Your task => Output every line exactly as written. Leave out pictures.

Available data =>
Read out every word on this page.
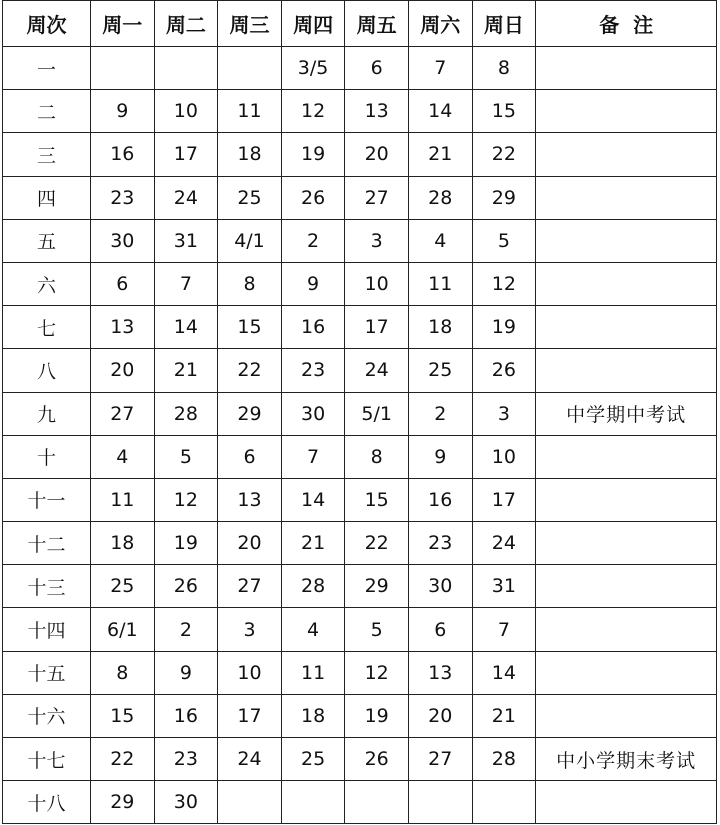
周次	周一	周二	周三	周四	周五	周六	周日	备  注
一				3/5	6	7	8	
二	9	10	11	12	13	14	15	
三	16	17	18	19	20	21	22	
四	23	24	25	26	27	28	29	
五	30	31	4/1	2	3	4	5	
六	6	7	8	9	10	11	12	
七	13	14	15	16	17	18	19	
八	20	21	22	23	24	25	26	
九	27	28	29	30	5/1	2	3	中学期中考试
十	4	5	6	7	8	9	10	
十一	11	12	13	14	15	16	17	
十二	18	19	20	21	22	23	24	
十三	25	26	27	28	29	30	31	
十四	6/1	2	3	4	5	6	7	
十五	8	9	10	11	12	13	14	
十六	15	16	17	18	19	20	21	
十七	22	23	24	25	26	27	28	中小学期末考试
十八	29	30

The response =>
Read out every word on this page.
周次	周一	周二	周三	周四	周五	周六	周日	备  注
一				3/5	6	7	8	
二	9	10	11	12	13	14	15	
三	16	17	18	19	20	21	22	
四	23	24	25	26	27	28	29	
五	30	31	4/1	2	3	4	5	
六	6	7	8	9	10	11	12	
七	13	14	15	16	17	18	19	
八	20	21	22	23	24	25	26	
九	27	28	29	30	5/1	2	3	中学期中考试
十	4	5	6	7	8	9	10	
十一	11	12	13	14	15	16	17	
十二	18	19	20	21	22	23	24	
十三	25	26	27	28	29	30	31	
十四	6/1	2	3	4	5	6	7	
十五	8	9	10	11	12	13	14	
十六	15	16	17	18	19	20	21	
十七	22	23	24	25	26	27	28	中小学期末考试
十八	29	30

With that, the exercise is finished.